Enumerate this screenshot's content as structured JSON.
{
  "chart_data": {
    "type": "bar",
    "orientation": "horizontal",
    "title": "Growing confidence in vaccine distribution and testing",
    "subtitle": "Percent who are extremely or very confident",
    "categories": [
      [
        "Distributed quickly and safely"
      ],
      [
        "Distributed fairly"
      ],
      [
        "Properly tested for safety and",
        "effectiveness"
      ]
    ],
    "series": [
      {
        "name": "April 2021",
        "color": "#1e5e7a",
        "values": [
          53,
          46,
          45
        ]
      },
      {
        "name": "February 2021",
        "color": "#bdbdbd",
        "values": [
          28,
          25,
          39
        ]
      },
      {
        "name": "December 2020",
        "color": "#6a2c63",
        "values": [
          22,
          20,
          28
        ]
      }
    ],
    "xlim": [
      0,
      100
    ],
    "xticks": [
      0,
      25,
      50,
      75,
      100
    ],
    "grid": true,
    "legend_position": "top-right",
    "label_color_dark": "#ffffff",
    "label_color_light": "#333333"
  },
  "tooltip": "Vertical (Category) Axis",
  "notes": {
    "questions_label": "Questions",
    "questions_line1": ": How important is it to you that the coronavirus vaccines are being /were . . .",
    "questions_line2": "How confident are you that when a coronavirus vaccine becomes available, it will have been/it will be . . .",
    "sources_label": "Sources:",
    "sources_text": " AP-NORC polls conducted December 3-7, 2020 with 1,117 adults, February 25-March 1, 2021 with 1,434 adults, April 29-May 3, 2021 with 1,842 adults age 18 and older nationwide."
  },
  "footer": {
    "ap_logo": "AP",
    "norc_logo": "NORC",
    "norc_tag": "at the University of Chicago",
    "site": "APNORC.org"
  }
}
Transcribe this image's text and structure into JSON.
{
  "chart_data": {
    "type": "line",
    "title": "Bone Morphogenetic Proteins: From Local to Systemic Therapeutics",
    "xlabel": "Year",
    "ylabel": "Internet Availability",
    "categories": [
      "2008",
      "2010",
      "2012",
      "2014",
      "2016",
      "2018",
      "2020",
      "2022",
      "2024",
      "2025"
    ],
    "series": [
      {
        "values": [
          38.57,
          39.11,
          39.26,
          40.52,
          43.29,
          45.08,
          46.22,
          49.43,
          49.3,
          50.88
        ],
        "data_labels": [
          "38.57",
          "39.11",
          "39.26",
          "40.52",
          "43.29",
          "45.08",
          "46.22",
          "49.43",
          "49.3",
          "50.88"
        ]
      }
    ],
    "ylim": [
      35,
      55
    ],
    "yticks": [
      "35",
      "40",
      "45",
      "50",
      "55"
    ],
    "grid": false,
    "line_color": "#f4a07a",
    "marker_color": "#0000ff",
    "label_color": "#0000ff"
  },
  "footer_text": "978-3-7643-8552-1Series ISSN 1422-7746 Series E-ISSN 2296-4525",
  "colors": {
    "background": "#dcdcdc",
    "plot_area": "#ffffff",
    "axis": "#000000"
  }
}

EXERCISE PROMPT:
Take the lines above and print them exactly.

EXERCISE SOLUTION:
Enumerate this screenshot's content as structured JSON.
{
  "chart_data": {
    "type": "bar",
    "orientation": "horizontal",
    "title": "Growing confidence in vaccine distribution and testing",
    "subtitle": "Percent who are extremely or very confident",
    "categories": [
      [
        "Distributed quickly and safely"
      ],
      [
        "Distributed fairly"
      ],
      [
        "Properly tested for safety and",
        "effectiveness"
      ]
    ],
    "series": [
      {
        "name": "April 2021",
        "color": "#1e5e7a",
        "values": [
          53,
          46,
          45
        ]
      },
      {
        "name": "February 2021",
        "color": "#bdbdbd",
        "values": [
          28,
          25,
          39
        ]
      },
      {
        "name": "December 2020",
        "color": "#6a2c63",
        "values": [
          22,
          20,
          28
        ]
      }
    ],
    "xlim": [
      0,
      100
    ],
    "xticks": [
      0,
      25,
      50,
      75,
      100
    ],
    "grid": true,
    "legend_position": "top-right",
    "label_color_dark": "#ffffff",
    "label_color_light": "#333333"
  },
  "tooltip": "Vertical (Category) Axis",
  "notes": {
    "questions_label": "Questions",
    "questions_line1": ": How important is it to you that the coronavirus vaccines are being /were . . .",
    "questions_line2": "How confident are you that when a coronavirus vaccine becomes available, it will have been/it will be . . .",
    "sources_label": "Sources:",
    "sources_text": " AP-NORC polls conducted December 3-7, 2020 with 1,117 adults, February 25-March 1, 2021 with 1,434 adults, April 29-May 3, 2021 with 1,842 adults age 18 and older nationwide."
  },
  "footer": {
    "ap_logo": "AP",
    "norc_logo": "NORC",
    "norc_tag": "at the University of Chicago",
    "site": "APNORC.org"
  }
}
Transcribe this image's text and structure into JSON.
{
  "chart_data": {
    "type": "line",
    "title": "Bone Morphogenetic Proteins: From Local to Systemic Therapeutics",
    "xlabel": "Year",
    "ylabel": "Internet Availability",
    "categories": [
      "2008",
      "2010",
      "2012",
      "2014",
      "2016",
      "2018",
      "2020",
      "2022",
      "2024",
      "2025"
    ],
    "series": [
      {
        "values": [
          38.57,
          39.11,
          39.26,
          40.52,
          43.29,
          45.08,
          46.22,
          49.43,
          49.3,
          50.88
        ],
        "data_labels": [
          "38.57",
          "39.11",
          "39.26",
          "40.52",
          "43.29",
          "45.08",
          "46.22",
          "49.43",
          "49.3",
          "50.88"
        ]
      }
    ],
    "ylim": [
      35,
      55
    ],
    "yticks": [
      "35",
      "40",
      "45",
      "50",
      "55"
    ],
    "grid": false,
    "line_color": "#f4a07a",
    "marker_color": "#0000ff",
    "label_color": "#0000ff"
  },
  "footer_text": "978-3-7643-8552-1Series ISSN 1422-7746 Series E-ISSN 2296-4525",
  "colors": {
    "background": "#dcdcdc",
    "plot_area": "#ffffff",
    "axis": "#000000"
  }
}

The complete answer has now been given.